[Start SOURCE RECORDS]

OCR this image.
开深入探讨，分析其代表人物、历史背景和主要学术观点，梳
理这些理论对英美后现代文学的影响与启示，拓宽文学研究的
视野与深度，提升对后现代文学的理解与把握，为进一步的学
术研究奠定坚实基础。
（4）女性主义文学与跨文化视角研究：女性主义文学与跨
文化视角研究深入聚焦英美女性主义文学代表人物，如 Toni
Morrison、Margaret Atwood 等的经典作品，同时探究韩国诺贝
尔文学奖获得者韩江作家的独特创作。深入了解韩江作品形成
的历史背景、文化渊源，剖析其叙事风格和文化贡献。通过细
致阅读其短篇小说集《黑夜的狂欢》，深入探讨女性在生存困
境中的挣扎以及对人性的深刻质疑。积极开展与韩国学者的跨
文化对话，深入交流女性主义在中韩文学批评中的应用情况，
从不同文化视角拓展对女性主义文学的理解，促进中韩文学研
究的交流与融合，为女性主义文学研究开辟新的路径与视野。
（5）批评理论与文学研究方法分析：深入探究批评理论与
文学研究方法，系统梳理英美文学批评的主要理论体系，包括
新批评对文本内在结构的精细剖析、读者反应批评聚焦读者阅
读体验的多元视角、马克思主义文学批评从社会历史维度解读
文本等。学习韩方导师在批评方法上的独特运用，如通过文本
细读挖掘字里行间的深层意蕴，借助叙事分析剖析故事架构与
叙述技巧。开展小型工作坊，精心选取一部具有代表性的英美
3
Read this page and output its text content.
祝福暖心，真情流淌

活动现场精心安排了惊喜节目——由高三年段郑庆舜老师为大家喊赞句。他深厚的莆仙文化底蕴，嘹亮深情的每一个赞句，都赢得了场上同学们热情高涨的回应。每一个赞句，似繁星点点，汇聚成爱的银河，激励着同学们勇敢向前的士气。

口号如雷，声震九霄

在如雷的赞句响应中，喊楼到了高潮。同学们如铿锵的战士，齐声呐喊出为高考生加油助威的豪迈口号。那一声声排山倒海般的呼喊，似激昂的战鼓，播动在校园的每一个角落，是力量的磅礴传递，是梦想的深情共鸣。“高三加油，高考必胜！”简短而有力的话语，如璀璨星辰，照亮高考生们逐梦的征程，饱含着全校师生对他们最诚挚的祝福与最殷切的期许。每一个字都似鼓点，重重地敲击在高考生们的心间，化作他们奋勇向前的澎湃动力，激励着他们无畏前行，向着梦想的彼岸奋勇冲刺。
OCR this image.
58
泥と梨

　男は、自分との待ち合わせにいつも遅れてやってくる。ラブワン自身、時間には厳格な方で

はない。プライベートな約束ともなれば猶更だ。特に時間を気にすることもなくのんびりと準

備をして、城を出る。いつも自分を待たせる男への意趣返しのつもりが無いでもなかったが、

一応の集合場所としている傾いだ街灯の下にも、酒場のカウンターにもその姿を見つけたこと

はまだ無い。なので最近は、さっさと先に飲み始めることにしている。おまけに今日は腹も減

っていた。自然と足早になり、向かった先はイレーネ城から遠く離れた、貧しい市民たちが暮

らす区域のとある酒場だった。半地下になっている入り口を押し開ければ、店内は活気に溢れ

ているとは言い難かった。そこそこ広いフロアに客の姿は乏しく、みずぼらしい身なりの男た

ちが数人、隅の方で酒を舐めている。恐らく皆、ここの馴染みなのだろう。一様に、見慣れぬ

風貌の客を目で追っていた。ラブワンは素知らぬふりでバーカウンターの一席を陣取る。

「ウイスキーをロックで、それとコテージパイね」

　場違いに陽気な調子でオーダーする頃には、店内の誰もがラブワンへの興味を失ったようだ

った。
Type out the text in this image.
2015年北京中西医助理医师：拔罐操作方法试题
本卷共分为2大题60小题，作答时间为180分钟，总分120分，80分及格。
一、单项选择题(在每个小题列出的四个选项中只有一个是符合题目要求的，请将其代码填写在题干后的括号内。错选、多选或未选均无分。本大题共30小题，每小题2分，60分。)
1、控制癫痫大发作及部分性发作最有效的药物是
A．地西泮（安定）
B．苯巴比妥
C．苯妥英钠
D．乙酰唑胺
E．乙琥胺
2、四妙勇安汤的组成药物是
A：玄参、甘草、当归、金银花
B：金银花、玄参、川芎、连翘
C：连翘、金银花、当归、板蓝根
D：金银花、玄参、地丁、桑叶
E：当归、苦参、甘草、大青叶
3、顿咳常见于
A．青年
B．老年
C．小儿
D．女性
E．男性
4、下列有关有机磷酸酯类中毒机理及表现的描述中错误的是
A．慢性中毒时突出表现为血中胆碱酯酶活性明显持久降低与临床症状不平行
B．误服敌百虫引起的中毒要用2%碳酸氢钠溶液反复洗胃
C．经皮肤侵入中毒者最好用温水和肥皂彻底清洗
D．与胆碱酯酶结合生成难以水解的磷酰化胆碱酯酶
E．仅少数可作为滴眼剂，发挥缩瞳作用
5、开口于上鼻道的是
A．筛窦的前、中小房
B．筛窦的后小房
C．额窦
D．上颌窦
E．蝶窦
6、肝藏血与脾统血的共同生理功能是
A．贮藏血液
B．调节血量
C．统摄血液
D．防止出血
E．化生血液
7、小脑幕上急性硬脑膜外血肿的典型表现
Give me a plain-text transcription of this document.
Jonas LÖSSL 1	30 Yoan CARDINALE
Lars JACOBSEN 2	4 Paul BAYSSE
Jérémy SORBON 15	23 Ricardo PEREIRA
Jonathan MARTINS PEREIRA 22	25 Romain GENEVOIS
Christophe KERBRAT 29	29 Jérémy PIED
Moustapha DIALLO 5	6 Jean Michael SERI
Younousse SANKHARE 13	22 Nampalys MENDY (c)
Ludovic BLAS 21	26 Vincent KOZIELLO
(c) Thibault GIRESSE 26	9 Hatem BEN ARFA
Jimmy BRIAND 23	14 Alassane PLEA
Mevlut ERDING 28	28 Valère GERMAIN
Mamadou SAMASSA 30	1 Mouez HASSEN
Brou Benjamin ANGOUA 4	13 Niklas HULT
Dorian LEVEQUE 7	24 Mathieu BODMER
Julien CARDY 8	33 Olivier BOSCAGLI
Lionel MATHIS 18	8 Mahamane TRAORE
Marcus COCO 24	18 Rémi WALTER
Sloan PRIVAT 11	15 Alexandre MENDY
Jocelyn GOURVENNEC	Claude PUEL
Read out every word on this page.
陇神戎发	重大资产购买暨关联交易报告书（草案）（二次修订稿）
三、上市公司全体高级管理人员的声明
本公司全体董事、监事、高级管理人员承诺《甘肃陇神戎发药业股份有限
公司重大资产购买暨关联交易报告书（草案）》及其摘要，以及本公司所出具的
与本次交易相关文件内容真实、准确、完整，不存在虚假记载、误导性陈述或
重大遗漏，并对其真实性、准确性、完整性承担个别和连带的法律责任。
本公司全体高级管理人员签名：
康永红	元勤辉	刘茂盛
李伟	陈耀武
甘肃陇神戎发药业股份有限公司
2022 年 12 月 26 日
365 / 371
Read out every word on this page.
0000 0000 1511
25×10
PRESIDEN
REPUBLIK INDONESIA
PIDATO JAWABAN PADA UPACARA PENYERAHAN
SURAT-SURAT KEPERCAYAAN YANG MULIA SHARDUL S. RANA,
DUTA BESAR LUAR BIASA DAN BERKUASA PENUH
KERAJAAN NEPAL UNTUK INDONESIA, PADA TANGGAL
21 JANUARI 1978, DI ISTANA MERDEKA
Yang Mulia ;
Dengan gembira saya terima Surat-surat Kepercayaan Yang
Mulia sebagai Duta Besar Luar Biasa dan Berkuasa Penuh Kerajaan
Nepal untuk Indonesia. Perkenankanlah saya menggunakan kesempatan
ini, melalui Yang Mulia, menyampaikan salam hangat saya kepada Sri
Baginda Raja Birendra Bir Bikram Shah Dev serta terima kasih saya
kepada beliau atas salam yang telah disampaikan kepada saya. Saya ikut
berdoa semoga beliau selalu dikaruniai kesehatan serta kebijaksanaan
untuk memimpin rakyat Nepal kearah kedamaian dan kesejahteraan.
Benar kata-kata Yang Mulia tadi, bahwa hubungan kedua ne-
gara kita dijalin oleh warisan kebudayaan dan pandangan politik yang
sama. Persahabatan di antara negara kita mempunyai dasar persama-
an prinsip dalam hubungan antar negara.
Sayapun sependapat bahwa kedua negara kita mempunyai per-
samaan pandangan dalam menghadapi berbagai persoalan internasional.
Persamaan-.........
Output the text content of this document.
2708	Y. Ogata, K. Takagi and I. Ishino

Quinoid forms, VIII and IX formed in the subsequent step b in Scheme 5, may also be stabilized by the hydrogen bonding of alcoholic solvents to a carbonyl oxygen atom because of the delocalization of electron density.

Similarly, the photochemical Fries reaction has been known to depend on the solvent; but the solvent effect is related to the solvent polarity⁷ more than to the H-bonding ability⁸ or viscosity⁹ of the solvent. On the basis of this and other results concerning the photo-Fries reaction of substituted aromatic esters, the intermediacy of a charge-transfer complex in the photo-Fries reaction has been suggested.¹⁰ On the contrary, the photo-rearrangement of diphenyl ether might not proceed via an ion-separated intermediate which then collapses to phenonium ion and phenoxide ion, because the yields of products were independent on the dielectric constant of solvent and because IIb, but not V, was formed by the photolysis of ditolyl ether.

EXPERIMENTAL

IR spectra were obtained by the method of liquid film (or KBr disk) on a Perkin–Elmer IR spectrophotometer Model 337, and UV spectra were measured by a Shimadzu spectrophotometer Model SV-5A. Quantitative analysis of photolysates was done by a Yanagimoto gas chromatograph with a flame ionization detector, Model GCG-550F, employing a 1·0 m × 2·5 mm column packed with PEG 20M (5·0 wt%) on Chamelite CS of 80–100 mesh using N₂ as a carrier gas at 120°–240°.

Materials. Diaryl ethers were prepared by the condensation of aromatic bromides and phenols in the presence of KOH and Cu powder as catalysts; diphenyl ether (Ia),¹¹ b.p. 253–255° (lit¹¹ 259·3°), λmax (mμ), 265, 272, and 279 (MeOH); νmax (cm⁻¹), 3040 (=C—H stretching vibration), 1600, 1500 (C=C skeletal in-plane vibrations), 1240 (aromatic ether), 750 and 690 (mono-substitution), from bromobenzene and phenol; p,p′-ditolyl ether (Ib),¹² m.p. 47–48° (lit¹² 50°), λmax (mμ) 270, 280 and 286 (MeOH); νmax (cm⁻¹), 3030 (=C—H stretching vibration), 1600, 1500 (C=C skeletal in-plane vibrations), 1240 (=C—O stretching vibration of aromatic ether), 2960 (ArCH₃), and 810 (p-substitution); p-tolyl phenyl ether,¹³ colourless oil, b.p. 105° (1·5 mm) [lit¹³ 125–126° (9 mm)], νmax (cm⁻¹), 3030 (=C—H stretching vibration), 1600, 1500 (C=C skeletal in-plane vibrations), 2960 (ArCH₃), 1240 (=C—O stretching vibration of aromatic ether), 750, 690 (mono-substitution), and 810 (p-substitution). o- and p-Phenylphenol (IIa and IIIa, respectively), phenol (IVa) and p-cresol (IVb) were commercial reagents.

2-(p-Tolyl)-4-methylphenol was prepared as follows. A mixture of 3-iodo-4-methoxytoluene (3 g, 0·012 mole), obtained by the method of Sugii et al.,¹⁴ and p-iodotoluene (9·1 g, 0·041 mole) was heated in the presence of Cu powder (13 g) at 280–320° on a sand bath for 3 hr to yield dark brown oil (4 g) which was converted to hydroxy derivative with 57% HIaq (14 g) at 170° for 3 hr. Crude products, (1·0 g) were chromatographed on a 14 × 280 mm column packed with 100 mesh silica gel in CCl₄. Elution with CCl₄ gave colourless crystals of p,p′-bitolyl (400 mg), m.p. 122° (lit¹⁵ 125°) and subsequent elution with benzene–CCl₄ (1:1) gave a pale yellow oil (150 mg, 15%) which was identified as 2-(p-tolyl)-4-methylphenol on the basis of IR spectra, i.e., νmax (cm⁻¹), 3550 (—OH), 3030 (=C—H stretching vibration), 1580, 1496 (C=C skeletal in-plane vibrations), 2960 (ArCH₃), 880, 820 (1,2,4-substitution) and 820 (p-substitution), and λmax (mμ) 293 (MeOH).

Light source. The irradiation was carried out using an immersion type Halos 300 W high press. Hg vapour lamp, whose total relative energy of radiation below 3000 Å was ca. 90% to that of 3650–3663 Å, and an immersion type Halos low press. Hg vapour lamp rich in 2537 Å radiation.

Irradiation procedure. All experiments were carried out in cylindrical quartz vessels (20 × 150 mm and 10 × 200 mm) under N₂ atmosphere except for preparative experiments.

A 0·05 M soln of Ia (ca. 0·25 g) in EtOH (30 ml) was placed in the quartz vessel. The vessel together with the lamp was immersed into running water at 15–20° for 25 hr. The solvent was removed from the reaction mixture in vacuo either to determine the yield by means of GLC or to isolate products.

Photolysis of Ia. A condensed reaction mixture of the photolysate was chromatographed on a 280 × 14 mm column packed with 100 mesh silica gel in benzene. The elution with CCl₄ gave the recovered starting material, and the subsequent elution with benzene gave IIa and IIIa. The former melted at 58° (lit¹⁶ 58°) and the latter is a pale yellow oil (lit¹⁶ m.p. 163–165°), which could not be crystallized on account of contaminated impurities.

[End SOURCE RECORDS]

Copy out every line that includes the word "mixture".

• **ANSWER FOR THIS EXERCISE**
2-(p-Tolyl)-4-methylphenol was prepared as follows. A mixture of 3-iodo-4-methoxytoluene (3 g, 0·012 mole), obtained by the method of Sugii et al.,¹⁴ and p-iodotoluene (9·1 g, 0·041 mole) was heated in the presence of Cu powder (13 g) at 280–320° on a sand bath for 3 hr to yield dark brown oil (4 g) which was converted to hydroxy derivative with 57% HIaq (14 g) at 170° for 3 hr. Crude products, (1·0 g) were chromatographed on a 14 × 280 mm column packed with 100 mesh silica gel in CCl₄. Elution with CCl₄ gave colourless crystals of p,p′-bitolyl (400 mg), m.p. 122° (lit¹⁵ 125°) and subsequent elution with benzene–CCl₄ (1:1) gave a pale yellow oil (150 mg, 15%) which was identified as 2-(p-tolyl)-4-methylphenol on the basis of IR spectra, i.e., νmax (cm⁻¹), 3550 (—OH), 3030 (=C—H stretching vibration), 1580, 1496 (C=C skeletal in-plane vibrations), 2960 (ArCH₃), 880, 820 (1,2,4-substitution) and 820 (p-substitution), and λmax (mμ) 293 (MeOH).
A 0·05 M soln of Ia (ca. 0·25 g) in EtOH (30 ml) was placed in the quartz vessel. The vessel together with the lamp was immersed into running water at 15–20° for 25 hr. The solvent was removed from the reaction mixture in vacuo either to determine the yield by means of GLC or to isolate products.
Photolysis of Ia. A condensed reaction mixture of the photolysate was chromatographed on a 280 × 14 mm column packed with 100 mesh silica gel in benzene. The elution with CCl₄ gave the recovered starting material, and the subsequent elution with benzene gave IIa and IIIa. The former melted at 58° (lit¹⁶ 58°) and the latter is a pale yellow oil (lit¹⁶ m.p. 163–165°), which could not be crystallized on account of contaminated impurities.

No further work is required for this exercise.